• WHAT NEEDS TO BE DONE
Every entry must be copied word for word.
===== DATA SUPPLIED =====
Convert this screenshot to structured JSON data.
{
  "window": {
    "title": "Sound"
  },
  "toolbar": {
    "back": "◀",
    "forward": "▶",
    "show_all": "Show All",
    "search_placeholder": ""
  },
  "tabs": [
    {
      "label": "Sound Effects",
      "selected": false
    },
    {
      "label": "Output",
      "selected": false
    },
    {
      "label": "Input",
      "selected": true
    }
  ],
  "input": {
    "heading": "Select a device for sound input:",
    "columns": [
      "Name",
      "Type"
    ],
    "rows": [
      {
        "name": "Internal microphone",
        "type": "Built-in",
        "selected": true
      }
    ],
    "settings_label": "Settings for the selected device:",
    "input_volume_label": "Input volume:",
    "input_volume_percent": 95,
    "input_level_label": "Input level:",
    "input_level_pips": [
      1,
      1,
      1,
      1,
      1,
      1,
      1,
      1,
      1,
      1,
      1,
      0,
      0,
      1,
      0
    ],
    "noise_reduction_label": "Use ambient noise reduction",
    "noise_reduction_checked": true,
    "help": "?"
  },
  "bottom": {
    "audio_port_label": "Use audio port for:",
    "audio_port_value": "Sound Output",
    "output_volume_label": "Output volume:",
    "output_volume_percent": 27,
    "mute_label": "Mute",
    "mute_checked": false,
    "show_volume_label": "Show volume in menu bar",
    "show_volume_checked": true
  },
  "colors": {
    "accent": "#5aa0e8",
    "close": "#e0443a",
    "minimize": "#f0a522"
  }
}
=====
• FULL ANSWER
Convert this screenshot to structured JSON data.
{
  "window": {
    "title": "Sound"
  },
  "toolbar": {
    "back": "◀",
    "forward": "▶",
    "show_all": "Show All",
    "search_placeholder": ""
  },
  "tabs": [
    {
      "label": "Sound Effects",
      "selected": false
    },
    {
      "label": "Output",
      "selected": false
    },
    {
      "label": "Input",
      "selected": true
    }
  ],
  "input": {
    "heading": "Select a device for sound input:",
    "columns": [
      "Name",
      "Type"
    ],
    "rows": [
      {
        "name": "Internal microphone",
        "type": "Built-in",
        "selected": true
      }
    ],
    "settings_label": "Settings for the selected device:",
    "input_volume_label": "Input volume:",
    "input_volume_percent": 95,
    "input_level_label": "Input level:",
    "input_level_pips": [
      1,
      1,
      1,
      1,
      1,
      1,
      1,
      1,
      1,
      1,
      1,
      0,
      0,
      1,
      0
    ],
    "noise_reduction_label": "Use ambient noise reduction",
    "noise_reduction_checked": true,
    "help": "?"
  },
  "bottom": {
    "audio_port_label": "Use audio port for:",
    "audio_port_value": "Sound Output",
    "output_volume_label": "Output volume:",
    "output_volume_percent": 27,
    "mute_label": "Mute",
    "mute_checked": false,
    "show_volume_label": "Show volume in menu bar",
    "show_volume_checked": true
  },
  "colors": {
    "accent": "#5aa0e8",
    "close": "#e0443a",
    "minimize": "#f0a522"
  }
}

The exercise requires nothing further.